(Saved data entries)
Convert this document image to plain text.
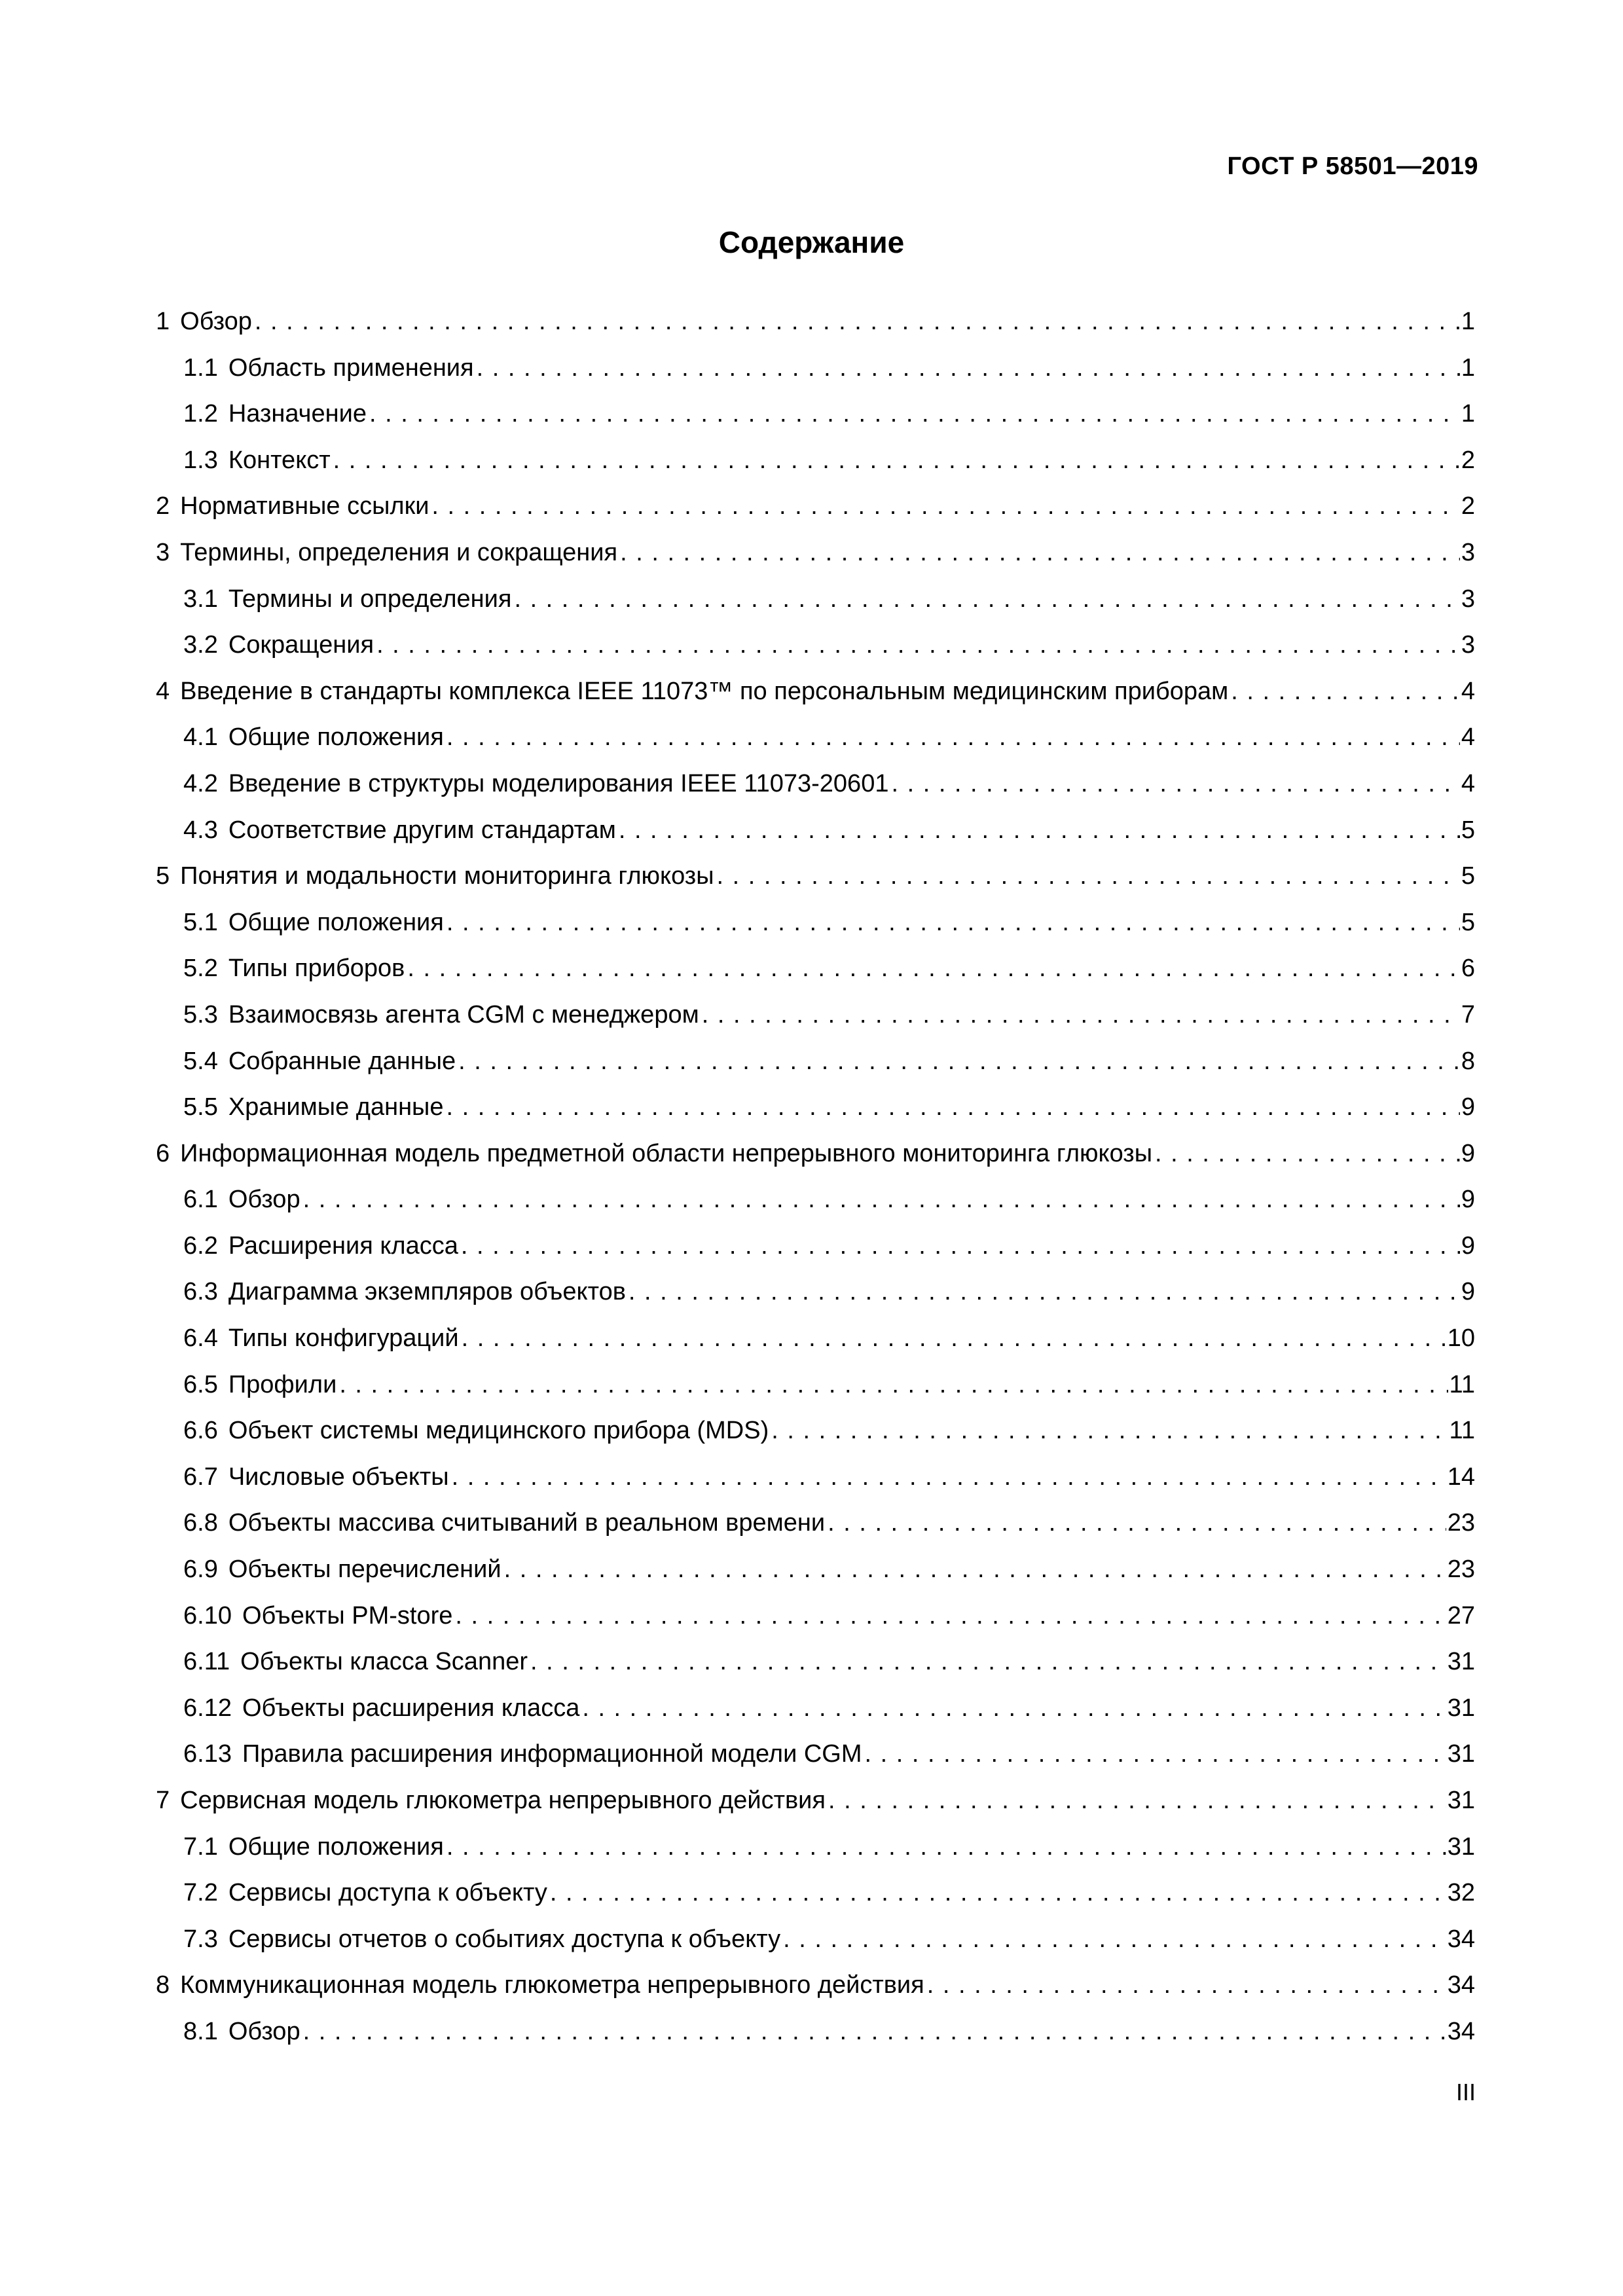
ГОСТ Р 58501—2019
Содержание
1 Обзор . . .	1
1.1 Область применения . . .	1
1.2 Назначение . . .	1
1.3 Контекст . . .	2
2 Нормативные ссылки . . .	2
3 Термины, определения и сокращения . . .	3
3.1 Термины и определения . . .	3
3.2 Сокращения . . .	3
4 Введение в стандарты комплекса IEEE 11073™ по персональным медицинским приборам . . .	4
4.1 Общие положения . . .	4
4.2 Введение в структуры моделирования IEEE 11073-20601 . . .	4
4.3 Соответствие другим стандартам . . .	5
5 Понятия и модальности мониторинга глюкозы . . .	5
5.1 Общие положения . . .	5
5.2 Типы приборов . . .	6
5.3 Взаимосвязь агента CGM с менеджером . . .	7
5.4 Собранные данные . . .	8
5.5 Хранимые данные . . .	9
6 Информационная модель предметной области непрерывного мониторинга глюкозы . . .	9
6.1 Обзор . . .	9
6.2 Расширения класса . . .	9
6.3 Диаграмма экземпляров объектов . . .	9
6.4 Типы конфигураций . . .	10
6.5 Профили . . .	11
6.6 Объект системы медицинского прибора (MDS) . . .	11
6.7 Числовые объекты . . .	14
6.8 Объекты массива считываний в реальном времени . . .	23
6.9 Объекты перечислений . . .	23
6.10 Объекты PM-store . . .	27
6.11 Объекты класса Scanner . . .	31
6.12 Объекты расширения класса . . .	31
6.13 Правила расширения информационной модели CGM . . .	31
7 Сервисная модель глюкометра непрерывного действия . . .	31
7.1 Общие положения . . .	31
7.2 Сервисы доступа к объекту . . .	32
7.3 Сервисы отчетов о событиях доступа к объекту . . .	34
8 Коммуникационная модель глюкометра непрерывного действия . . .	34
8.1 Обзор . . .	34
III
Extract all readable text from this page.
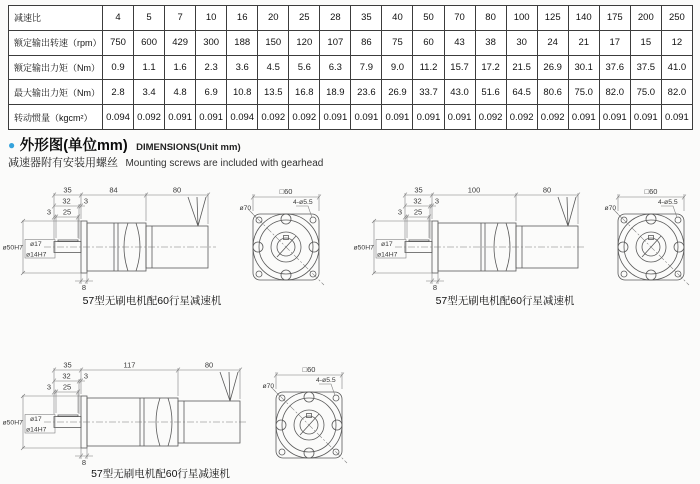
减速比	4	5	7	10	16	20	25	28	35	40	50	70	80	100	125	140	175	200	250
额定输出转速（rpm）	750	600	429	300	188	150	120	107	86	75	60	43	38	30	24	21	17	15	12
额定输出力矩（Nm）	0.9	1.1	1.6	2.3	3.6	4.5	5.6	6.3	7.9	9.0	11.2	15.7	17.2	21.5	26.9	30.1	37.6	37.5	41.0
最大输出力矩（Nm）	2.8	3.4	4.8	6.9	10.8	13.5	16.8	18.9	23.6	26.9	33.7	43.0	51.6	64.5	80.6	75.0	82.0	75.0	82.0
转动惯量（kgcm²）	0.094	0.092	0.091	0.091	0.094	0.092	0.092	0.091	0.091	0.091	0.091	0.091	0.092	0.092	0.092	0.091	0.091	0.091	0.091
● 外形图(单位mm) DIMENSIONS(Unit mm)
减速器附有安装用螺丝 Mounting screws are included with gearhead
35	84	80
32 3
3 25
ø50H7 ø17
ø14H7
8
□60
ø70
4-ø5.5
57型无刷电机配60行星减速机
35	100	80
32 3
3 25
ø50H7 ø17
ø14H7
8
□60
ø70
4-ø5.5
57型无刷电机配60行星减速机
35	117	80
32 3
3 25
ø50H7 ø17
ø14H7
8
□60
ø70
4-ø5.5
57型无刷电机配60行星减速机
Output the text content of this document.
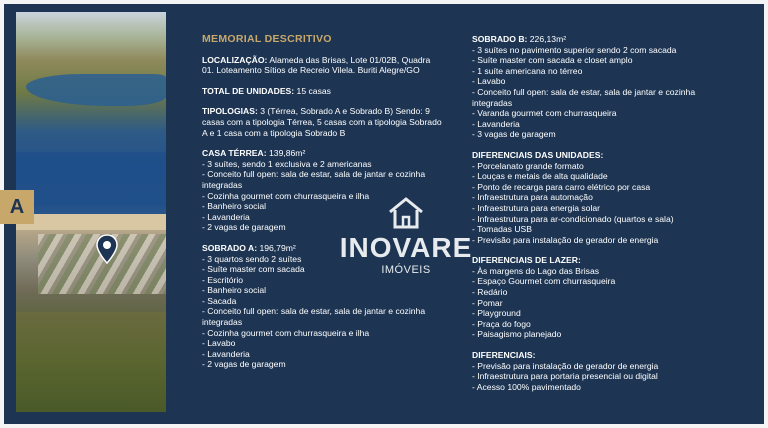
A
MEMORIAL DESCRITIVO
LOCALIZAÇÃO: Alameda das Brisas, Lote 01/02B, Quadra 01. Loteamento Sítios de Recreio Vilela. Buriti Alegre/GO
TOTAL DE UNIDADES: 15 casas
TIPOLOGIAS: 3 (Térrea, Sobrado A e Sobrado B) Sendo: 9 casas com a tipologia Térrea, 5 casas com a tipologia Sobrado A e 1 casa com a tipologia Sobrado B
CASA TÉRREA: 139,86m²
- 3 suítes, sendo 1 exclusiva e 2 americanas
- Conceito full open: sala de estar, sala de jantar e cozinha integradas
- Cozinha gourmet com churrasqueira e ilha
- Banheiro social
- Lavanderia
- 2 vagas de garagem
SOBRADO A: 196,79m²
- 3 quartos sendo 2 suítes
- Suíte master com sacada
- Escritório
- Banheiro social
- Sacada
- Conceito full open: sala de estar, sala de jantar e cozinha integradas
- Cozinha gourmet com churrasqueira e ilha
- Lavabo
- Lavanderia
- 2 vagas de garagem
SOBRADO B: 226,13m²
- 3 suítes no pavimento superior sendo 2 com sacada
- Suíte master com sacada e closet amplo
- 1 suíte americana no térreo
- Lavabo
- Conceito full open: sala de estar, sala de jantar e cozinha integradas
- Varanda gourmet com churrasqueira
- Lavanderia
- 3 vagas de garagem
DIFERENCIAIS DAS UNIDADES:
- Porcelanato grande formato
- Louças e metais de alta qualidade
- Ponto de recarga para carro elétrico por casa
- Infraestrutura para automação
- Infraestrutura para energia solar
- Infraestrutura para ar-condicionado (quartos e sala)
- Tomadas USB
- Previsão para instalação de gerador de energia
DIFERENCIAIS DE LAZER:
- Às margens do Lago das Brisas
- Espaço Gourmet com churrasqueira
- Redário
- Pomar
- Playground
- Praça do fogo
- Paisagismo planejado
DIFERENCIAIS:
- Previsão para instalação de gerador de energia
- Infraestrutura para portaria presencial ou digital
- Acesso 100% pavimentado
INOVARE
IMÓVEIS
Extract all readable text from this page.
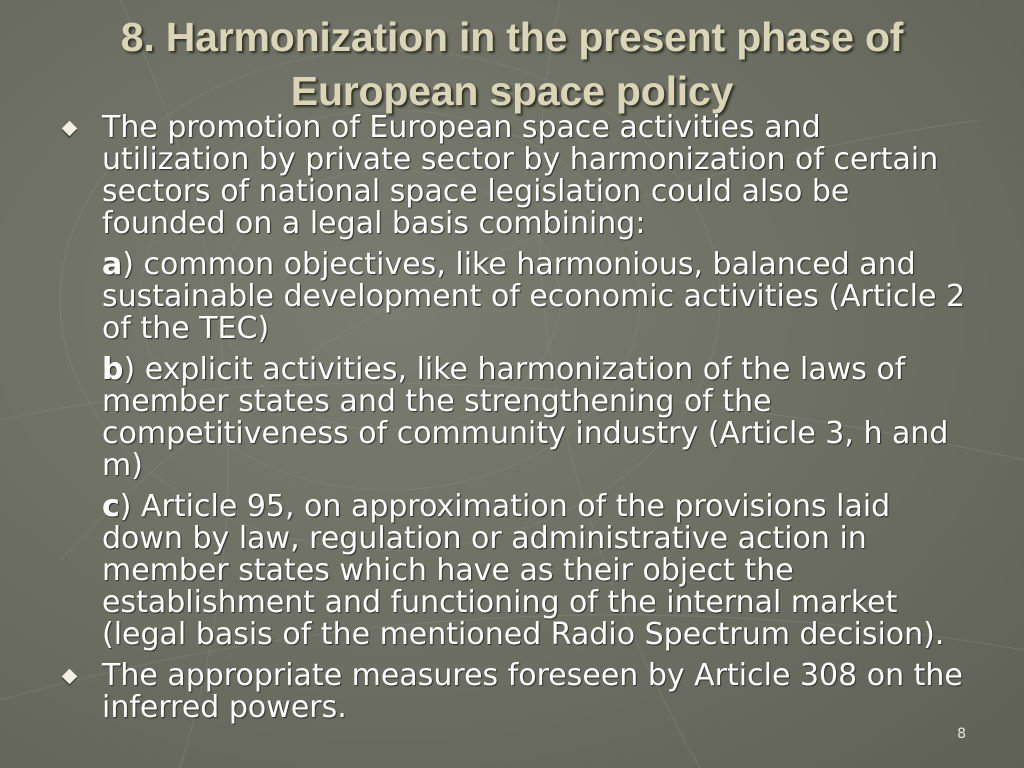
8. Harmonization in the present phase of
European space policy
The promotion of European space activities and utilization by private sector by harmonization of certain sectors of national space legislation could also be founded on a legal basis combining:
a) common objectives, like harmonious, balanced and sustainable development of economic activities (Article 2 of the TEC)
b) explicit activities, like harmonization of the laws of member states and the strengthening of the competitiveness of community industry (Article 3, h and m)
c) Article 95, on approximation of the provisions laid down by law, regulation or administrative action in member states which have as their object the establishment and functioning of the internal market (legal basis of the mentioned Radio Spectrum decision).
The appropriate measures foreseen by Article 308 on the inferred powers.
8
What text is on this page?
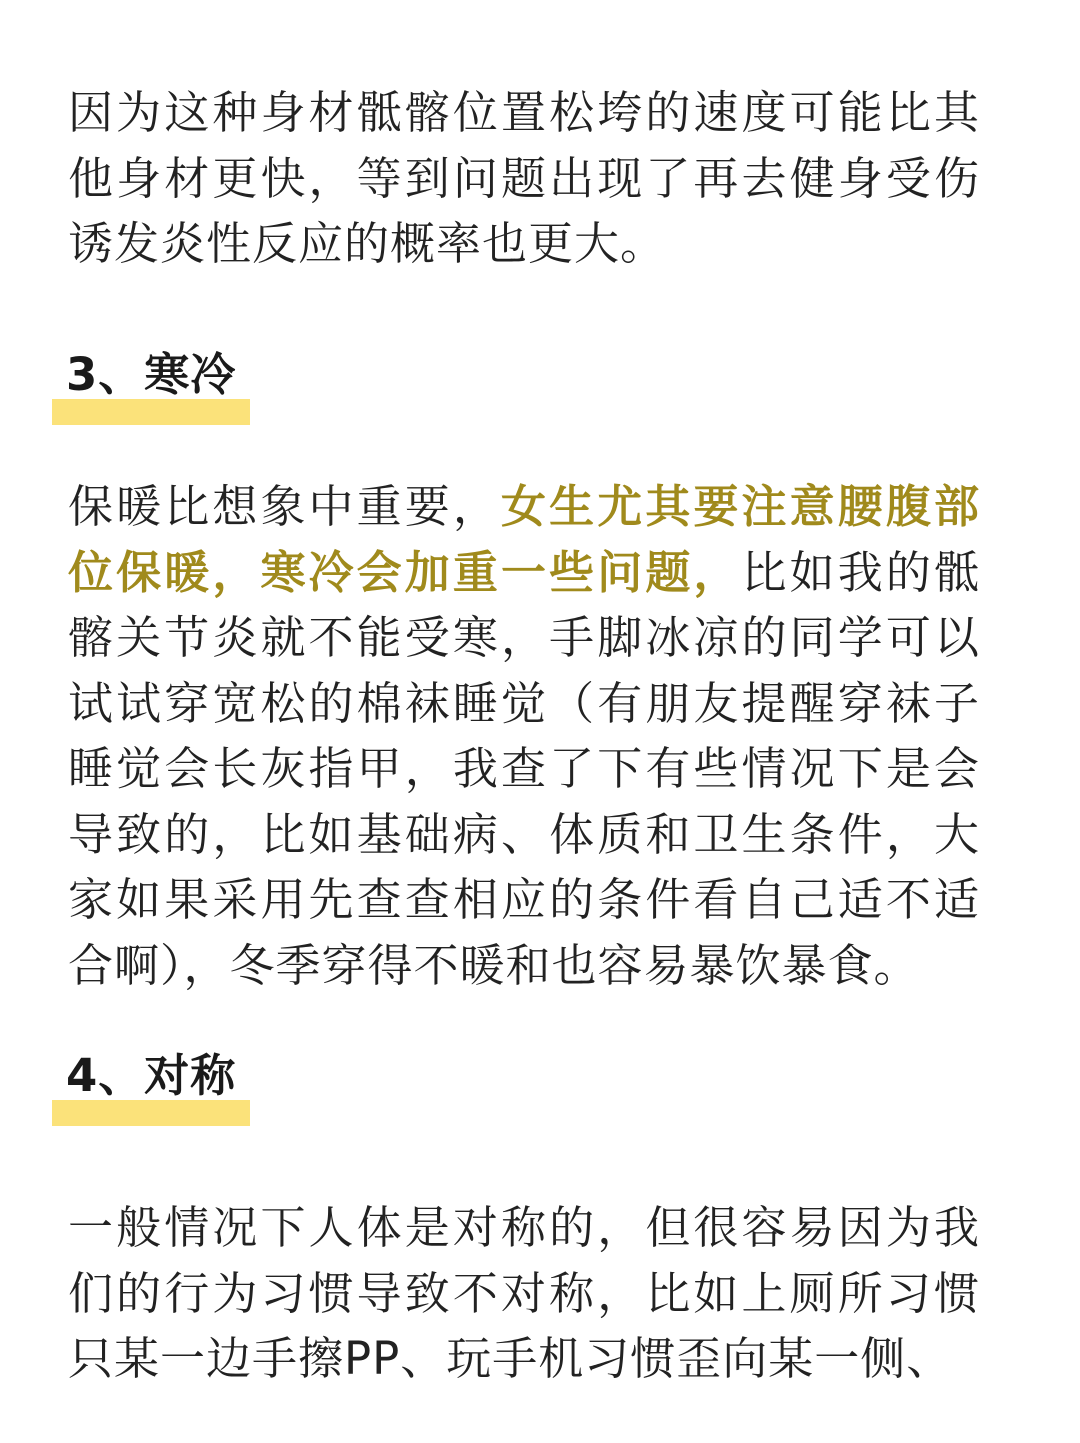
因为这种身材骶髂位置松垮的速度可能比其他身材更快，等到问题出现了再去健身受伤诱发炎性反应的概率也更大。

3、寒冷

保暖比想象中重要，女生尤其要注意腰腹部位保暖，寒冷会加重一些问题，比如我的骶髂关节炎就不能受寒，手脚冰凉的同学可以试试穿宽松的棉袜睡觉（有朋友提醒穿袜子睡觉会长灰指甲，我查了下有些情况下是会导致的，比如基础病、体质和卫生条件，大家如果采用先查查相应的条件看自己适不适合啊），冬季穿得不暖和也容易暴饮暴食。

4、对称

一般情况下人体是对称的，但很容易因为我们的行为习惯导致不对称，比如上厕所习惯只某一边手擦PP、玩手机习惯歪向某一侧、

#### Work required
Scan the listing above. Gather each line that contains the word "модель".

#### Solution below
6 Информационная модель предметной области непрерывного мониторинга глюкозы . . .	9
7 Сервисная модель глюкометра непрерывного действия . . .	31
8 Коммуникационная модель глюкометра непрерывного действия . . .	34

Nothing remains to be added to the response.